┏━━

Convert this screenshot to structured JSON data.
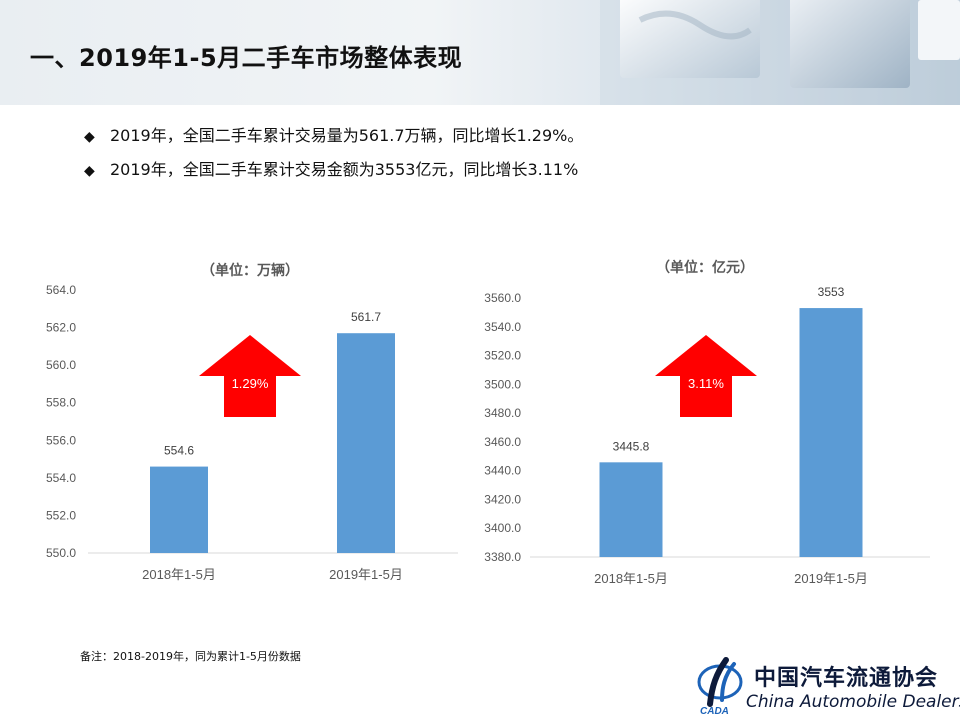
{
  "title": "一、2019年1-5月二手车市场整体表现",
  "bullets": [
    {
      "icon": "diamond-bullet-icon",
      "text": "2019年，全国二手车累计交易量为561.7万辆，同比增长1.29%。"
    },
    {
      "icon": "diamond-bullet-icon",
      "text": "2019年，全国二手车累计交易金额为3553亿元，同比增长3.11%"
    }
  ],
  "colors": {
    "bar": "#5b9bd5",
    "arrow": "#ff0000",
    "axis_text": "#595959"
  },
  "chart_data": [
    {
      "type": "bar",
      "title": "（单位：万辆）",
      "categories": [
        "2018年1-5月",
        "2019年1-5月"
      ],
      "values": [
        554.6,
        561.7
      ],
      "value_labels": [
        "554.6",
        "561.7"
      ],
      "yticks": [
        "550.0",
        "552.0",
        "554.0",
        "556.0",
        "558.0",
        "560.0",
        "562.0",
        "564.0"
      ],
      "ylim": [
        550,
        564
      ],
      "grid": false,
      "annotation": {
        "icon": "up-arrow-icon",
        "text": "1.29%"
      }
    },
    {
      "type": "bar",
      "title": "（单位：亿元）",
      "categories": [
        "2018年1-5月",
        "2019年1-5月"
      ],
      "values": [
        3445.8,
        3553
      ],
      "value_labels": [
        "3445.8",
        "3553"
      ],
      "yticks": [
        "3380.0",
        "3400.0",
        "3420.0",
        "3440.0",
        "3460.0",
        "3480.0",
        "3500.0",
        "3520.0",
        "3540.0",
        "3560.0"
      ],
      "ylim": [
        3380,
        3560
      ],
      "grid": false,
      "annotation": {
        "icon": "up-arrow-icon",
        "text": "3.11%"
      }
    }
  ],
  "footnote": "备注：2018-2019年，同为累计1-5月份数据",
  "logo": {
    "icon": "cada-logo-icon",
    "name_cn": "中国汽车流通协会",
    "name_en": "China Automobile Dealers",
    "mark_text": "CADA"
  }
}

┗━━
┏━━

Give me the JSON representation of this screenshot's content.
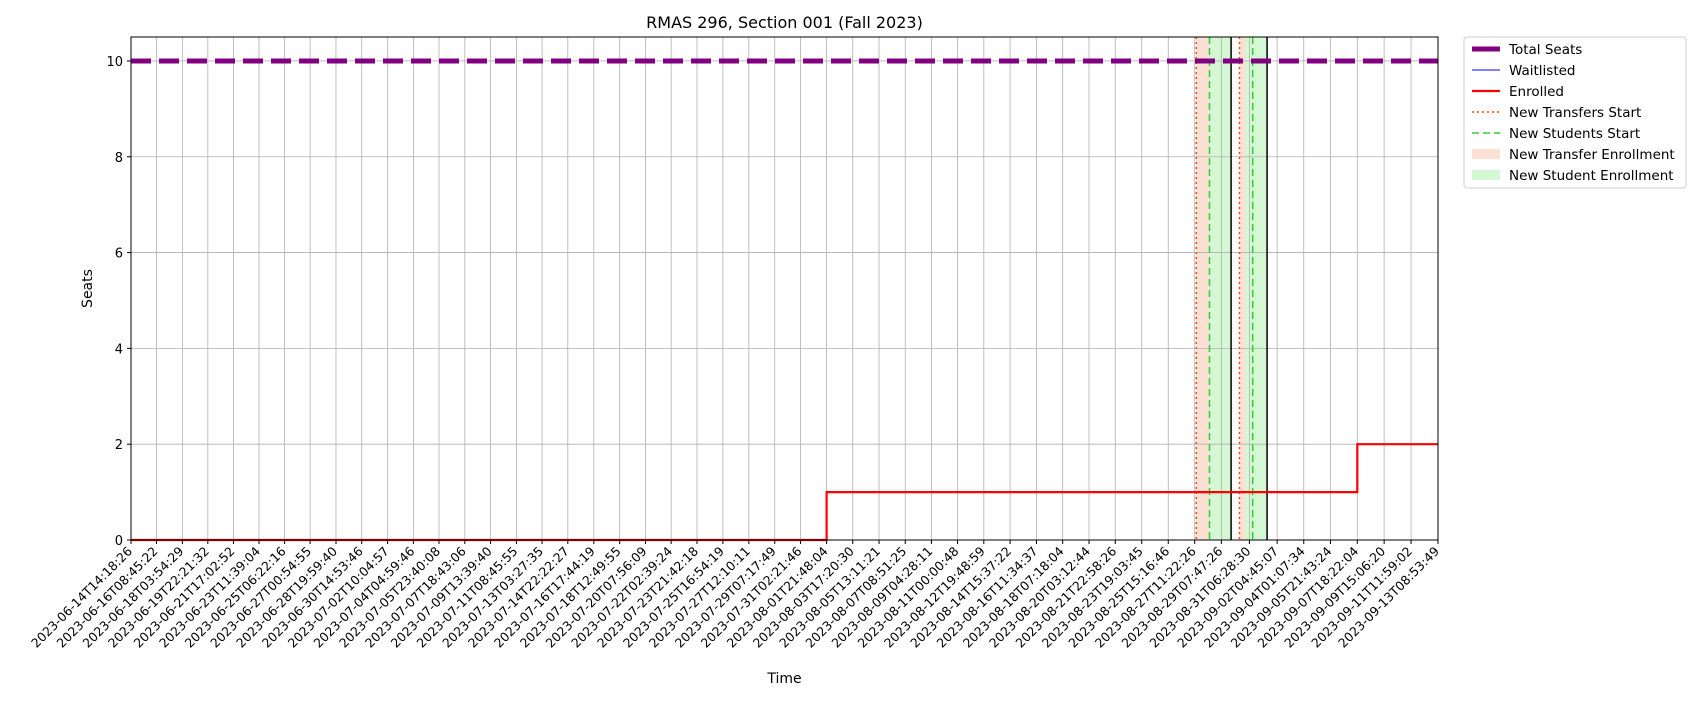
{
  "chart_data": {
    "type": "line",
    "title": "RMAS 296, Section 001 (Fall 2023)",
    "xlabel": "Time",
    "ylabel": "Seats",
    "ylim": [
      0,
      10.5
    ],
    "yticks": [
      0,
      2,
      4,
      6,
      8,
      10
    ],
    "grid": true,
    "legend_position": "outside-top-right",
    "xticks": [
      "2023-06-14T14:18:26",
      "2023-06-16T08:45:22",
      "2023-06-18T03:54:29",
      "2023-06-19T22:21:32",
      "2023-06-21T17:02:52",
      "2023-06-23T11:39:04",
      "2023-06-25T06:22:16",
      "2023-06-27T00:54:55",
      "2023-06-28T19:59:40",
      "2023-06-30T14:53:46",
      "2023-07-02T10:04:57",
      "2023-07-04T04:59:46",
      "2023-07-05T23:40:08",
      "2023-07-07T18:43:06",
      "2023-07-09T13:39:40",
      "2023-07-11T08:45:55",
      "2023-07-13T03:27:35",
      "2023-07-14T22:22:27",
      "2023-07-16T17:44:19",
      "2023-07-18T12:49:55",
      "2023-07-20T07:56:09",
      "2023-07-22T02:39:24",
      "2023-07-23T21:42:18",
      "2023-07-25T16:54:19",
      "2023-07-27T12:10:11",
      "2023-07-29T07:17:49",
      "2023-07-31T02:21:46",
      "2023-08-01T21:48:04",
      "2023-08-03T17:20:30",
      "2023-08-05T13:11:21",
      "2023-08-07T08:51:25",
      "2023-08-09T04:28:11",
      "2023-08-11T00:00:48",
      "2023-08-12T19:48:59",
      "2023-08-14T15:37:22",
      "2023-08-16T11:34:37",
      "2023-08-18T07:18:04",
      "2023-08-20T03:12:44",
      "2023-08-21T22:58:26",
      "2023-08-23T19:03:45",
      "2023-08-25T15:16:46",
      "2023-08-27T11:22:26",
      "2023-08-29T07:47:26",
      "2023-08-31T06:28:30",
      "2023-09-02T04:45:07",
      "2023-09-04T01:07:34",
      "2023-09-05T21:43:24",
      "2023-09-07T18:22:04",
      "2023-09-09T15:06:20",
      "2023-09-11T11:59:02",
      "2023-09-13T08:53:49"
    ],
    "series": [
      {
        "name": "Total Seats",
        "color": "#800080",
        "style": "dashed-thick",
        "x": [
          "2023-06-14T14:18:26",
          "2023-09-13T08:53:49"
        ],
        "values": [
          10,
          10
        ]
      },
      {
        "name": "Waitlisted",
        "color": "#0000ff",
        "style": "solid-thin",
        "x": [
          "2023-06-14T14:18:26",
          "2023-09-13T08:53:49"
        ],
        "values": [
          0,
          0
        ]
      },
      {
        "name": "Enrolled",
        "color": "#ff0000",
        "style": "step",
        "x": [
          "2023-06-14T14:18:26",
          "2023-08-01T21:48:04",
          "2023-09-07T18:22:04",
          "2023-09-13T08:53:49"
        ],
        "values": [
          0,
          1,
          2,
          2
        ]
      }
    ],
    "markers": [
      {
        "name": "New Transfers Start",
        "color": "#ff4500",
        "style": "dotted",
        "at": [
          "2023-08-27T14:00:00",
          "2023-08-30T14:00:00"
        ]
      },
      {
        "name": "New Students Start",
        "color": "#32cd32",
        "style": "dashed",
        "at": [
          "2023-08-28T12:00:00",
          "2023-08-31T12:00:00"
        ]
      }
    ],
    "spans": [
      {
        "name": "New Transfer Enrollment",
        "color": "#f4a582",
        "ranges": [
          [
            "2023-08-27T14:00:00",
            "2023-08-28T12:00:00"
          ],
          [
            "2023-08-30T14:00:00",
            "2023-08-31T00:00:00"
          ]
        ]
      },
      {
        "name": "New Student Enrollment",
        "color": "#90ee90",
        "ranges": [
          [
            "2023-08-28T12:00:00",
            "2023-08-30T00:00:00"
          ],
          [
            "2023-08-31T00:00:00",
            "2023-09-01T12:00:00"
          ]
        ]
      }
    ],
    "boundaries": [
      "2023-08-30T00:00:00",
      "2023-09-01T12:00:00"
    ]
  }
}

┗━━

__Stated task__.
Only lines with the string "Enrollment" belong in your answer; copy each one.

__Task solution__.
        "name": "New Transfer Enrollment",
        "name": "New Student Enrollment",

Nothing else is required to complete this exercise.